-- Quoted passage start --

Based on their positioning in space our cable-like shape-sensors create a virtual three-dimensional model of their current layout. This model of the cable's position and shape mirrors precisely the actual cable's position and shape in real time. This opens up numerous applications.
For all applications a concurrent monitoring can be realized: If a part of the sensor-array reaches a critical position. If a sensor assumes a critical shape. If parts of the cable approach critical velocities.
We integrated helically coiled foils into our cable-like shape-sensors. Bends of the cable, therefore, result in changes in the distances between the foil edges. These distances are optically tracked and send to a plotting computer. This distance information is compiled into a virtual model of the cable's shape. Due to the compact construction the sensor delivers a high measuring density and provides space for a usable filling (marked white in the picture), which can host, for example, electric cables, optical fibers or bowden cables.

-- Quoted passage end --

▶ What you will do:
1 > In the shape-sensor text, what is integrated into the cable-like sensors?
2 > List every example the shape-sensor text gives of what the usable filling can host.
The records below the shape-sensor text aren't needed here.

-- Supplied material start --

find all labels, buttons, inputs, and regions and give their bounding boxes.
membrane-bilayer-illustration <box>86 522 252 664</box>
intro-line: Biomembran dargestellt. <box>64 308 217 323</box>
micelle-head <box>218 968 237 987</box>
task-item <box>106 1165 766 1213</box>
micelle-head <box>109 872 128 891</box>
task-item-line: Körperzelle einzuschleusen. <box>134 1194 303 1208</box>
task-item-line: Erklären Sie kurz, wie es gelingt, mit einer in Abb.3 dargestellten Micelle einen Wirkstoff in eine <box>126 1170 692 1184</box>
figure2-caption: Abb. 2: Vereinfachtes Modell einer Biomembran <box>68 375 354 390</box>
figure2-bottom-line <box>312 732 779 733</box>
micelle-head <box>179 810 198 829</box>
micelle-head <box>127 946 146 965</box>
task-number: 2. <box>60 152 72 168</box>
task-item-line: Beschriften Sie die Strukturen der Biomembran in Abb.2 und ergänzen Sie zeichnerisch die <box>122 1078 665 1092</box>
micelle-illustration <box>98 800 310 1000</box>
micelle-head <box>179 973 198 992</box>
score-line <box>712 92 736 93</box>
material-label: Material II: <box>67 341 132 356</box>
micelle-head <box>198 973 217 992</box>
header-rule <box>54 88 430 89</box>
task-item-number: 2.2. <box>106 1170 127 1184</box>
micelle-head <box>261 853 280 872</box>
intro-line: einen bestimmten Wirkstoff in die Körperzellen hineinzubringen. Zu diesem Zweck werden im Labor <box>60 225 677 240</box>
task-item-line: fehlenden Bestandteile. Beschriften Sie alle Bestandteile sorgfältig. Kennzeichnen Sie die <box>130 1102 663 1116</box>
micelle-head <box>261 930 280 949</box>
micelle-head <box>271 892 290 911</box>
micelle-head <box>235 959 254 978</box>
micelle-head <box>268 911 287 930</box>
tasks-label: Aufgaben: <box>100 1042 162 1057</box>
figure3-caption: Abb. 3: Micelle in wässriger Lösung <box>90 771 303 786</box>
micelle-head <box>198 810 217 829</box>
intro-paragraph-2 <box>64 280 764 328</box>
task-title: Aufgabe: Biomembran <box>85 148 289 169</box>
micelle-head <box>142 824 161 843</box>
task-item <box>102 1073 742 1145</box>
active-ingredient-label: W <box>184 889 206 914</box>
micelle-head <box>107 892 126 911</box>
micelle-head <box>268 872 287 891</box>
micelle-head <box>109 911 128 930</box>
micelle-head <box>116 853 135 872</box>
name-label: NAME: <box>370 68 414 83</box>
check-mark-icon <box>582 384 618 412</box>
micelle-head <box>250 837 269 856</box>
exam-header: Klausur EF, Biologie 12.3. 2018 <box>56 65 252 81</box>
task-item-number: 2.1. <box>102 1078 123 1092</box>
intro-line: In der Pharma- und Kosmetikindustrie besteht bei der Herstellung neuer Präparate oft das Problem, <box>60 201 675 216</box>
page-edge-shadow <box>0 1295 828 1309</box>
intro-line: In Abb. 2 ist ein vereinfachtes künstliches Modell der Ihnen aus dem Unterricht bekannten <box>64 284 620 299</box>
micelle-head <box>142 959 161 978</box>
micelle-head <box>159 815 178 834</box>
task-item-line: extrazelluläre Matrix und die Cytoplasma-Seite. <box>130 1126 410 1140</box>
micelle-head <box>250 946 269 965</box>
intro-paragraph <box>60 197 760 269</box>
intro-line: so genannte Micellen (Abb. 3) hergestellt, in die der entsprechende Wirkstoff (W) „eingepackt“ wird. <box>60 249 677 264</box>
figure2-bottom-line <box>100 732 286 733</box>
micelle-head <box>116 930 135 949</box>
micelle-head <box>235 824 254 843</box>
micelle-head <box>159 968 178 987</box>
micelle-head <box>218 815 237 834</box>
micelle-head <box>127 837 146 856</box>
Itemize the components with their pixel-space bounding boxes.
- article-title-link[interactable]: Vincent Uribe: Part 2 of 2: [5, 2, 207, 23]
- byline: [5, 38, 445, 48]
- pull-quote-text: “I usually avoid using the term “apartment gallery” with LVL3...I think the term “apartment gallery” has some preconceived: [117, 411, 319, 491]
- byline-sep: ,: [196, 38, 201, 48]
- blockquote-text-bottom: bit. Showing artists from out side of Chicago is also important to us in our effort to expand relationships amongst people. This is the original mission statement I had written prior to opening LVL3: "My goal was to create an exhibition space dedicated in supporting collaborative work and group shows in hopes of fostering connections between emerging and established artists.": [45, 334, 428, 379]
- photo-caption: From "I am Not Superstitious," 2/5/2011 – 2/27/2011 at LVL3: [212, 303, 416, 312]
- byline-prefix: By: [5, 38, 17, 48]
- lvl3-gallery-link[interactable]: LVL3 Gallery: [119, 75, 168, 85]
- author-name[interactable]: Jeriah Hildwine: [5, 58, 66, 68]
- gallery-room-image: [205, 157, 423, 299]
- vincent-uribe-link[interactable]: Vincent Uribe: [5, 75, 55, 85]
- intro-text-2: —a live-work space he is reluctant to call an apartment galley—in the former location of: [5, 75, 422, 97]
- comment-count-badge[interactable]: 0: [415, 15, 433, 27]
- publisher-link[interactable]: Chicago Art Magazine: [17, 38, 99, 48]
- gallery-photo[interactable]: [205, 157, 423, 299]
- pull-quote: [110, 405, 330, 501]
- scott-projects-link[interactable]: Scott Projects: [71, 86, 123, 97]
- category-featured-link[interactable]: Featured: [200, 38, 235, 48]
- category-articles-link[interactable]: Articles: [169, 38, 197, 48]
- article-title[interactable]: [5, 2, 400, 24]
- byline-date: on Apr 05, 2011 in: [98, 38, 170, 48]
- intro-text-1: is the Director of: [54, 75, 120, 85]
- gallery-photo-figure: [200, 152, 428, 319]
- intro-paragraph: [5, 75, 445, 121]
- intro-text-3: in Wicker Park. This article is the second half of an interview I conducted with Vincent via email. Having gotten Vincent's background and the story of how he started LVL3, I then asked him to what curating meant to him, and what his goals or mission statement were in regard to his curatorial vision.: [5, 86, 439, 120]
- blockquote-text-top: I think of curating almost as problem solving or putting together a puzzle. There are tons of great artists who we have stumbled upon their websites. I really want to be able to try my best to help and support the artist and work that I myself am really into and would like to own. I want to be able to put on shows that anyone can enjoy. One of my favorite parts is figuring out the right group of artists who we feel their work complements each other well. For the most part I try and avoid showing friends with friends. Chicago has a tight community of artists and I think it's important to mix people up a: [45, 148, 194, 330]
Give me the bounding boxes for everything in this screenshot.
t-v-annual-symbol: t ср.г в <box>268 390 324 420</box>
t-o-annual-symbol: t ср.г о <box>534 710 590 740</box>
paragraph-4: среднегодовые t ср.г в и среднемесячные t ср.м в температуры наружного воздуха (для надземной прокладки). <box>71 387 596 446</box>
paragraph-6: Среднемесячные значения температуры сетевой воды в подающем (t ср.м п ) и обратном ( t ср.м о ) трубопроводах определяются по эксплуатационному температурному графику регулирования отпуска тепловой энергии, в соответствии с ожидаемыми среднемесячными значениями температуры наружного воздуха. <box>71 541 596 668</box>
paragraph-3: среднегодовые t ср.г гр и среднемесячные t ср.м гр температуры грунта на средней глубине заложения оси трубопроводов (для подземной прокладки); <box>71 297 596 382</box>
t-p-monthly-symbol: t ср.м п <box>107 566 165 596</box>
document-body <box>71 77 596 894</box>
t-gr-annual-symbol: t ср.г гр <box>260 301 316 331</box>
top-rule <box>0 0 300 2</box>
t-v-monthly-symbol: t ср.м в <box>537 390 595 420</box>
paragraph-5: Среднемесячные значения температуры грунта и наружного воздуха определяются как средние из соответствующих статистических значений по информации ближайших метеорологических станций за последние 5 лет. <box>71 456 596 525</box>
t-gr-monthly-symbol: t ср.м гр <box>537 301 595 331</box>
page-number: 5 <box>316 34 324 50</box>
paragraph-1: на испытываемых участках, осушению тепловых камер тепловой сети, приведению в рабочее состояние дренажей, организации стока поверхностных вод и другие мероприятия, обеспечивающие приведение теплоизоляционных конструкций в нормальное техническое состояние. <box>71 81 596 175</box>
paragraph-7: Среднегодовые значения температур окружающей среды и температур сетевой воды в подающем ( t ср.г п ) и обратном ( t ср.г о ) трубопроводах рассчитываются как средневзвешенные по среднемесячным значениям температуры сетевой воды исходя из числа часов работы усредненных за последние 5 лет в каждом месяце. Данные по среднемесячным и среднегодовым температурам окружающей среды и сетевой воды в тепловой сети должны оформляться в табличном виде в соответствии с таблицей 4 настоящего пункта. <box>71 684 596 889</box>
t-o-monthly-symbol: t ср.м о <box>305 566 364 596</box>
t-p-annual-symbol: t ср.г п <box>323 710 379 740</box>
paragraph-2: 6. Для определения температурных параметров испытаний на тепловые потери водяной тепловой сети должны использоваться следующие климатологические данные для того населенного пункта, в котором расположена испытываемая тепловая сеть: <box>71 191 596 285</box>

-- Supplied material end --

▶ Results for each task:
1 > Helically coiled foils.

2 >
- Electric cables
- Optical fibers
- Bowden cables